§ REQUIRED TASK:
Reply with the count of lines holding "sound", nothing more.

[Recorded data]
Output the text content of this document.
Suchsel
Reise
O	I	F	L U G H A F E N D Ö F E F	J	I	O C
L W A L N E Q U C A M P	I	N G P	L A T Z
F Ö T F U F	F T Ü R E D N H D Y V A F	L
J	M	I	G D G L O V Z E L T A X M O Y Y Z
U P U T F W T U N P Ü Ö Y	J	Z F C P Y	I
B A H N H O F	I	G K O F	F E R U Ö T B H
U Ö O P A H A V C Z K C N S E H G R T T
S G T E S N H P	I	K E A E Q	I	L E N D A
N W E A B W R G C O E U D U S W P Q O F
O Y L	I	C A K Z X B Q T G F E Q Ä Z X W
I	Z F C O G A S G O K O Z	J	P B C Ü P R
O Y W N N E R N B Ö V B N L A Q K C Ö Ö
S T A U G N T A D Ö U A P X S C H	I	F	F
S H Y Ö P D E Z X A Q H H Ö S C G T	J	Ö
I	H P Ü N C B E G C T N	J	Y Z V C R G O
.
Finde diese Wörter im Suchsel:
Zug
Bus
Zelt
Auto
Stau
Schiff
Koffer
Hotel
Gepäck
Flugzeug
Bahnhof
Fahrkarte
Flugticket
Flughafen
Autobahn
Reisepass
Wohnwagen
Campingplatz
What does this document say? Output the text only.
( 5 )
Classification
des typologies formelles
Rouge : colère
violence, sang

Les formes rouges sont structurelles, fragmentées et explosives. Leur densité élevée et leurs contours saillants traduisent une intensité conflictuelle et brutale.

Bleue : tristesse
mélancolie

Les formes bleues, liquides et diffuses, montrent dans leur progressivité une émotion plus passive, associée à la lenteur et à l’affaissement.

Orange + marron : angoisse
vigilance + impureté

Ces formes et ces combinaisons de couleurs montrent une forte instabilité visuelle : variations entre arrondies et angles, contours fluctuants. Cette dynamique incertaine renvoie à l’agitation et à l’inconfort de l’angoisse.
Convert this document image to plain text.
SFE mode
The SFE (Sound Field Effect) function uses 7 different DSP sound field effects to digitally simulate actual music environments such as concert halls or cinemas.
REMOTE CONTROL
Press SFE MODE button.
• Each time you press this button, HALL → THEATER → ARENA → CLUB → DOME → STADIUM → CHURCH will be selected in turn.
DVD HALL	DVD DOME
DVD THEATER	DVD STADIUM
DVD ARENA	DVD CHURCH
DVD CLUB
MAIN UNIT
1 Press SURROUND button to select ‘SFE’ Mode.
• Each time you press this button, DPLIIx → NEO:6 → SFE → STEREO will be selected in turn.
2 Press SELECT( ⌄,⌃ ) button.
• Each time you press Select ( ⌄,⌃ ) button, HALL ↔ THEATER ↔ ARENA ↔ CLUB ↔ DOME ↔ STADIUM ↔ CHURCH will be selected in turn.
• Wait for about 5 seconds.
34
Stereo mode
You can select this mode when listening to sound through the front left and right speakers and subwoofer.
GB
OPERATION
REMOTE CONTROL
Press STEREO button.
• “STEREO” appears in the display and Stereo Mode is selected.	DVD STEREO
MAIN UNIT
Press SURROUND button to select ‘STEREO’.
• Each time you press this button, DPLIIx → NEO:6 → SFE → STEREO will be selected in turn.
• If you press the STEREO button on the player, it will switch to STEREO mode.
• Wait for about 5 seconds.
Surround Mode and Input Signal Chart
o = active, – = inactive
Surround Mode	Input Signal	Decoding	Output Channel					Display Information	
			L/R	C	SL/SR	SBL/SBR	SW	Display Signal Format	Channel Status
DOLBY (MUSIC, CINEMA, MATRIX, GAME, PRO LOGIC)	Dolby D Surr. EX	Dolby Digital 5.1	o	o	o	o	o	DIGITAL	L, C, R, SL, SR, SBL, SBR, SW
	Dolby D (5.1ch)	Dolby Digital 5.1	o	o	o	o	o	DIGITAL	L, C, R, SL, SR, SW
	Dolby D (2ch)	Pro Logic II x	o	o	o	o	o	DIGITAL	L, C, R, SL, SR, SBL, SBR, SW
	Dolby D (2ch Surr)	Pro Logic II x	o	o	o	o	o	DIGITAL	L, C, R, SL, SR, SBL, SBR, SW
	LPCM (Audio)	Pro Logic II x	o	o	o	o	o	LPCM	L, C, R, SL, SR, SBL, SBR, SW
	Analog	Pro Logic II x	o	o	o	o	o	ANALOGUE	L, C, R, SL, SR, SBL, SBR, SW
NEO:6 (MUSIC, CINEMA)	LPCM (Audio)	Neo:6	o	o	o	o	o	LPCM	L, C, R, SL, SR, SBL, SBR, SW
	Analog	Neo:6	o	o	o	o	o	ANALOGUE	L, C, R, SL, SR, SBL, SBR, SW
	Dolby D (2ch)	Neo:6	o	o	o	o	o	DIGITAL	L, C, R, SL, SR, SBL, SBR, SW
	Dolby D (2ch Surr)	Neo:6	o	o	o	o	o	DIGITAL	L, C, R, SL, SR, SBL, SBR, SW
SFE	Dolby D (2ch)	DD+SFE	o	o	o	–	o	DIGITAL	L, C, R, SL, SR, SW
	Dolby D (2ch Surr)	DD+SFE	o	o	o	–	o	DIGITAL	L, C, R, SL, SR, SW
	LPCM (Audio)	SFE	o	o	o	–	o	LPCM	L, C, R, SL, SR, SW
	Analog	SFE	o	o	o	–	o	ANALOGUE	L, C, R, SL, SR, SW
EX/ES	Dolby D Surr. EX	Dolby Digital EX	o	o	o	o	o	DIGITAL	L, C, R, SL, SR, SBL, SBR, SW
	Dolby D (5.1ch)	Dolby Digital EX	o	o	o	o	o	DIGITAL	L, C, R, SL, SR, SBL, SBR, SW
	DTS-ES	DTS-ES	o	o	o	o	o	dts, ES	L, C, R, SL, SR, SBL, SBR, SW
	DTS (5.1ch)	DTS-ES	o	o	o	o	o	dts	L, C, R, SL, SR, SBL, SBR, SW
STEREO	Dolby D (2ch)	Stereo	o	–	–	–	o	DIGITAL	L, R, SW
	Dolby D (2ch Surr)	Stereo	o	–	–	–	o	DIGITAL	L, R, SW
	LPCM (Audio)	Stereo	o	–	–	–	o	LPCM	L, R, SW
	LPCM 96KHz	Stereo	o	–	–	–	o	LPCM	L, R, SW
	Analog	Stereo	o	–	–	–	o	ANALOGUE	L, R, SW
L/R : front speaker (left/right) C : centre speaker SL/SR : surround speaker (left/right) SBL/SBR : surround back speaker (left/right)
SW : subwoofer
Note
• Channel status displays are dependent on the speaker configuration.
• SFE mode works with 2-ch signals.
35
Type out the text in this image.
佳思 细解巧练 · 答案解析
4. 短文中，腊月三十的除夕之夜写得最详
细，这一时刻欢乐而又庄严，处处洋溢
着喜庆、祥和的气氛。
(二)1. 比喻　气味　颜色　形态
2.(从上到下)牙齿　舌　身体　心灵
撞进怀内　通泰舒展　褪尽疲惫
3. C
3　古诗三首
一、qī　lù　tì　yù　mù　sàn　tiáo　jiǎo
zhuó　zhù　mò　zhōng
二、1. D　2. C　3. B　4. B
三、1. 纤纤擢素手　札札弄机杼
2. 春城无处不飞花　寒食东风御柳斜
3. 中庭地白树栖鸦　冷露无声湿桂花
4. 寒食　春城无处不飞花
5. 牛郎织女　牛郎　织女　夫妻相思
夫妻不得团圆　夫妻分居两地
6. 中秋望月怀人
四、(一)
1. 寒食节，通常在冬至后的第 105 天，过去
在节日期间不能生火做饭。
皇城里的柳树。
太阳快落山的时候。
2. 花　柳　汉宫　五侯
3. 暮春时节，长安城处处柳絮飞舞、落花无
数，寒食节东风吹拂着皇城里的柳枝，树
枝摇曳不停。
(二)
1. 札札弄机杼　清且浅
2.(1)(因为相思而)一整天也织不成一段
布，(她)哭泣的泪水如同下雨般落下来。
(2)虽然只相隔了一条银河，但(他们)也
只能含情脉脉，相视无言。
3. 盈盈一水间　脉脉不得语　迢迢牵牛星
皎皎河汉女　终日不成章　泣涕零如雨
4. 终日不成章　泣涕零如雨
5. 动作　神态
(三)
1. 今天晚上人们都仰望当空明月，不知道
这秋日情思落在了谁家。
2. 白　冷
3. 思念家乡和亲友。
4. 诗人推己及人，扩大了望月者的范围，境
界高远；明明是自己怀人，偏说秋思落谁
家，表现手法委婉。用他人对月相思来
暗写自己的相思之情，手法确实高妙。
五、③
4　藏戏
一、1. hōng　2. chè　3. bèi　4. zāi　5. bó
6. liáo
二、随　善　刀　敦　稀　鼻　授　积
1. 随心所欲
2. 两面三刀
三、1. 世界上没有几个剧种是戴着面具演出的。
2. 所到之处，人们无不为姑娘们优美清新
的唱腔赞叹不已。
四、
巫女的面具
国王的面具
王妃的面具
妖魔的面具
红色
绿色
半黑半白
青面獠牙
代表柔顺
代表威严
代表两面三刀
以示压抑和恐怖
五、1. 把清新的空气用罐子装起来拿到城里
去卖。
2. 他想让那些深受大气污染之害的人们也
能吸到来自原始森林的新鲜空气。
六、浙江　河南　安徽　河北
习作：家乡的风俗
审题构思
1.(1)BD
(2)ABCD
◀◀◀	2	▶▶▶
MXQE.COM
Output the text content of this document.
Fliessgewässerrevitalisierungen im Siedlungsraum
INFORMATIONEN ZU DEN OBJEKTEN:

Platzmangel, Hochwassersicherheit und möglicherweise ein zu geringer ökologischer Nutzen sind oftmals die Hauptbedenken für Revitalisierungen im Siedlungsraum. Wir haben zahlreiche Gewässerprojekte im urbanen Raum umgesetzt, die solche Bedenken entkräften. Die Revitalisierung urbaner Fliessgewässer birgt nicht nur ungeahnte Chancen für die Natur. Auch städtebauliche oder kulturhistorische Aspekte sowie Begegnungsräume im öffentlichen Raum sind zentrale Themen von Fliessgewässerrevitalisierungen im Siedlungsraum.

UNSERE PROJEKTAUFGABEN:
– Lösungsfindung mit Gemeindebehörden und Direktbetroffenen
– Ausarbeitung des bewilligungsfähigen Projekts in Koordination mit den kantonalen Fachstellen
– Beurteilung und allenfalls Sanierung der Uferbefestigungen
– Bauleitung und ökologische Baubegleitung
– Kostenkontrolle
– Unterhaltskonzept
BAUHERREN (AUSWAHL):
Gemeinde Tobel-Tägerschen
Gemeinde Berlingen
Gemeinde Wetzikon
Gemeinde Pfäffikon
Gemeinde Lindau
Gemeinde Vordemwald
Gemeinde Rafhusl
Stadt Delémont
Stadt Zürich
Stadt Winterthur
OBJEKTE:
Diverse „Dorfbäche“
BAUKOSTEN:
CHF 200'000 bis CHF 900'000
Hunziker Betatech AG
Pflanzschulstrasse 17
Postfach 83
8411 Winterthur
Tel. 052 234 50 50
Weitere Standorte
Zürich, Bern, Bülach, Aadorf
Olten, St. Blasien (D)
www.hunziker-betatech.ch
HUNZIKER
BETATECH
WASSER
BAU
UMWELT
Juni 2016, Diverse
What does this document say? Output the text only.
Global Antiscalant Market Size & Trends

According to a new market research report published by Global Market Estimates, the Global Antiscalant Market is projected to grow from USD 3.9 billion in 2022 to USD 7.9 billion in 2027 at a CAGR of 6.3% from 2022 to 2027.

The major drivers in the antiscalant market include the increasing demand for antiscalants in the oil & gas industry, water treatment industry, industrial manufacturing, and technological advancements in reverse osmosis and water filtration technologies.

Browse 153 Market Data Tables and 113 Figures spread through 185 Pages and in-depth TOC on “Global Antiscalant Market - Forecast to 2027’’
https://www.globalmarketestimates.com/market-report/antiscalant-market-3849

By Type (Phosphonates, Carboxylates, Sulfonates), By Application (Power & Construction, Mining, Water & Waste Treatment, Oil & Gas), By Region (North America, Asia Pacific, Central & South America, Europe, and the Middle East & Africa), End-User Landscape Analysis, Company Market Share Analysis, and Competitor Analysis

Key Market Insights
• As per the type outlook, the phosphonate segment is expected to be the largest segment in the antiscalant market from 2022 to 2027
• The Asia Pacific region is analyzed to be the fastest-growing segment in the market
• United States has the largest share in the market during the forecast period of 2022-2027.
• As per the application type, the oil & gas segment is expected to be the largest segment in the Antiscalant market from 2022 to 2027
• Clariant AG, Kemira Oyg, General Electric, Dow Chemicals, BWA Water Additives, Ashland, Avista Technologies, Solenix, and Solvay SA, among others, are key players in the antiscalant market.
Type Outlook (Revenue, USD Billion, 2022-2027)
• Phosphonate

§ ANSWER TO THIS TASK:
2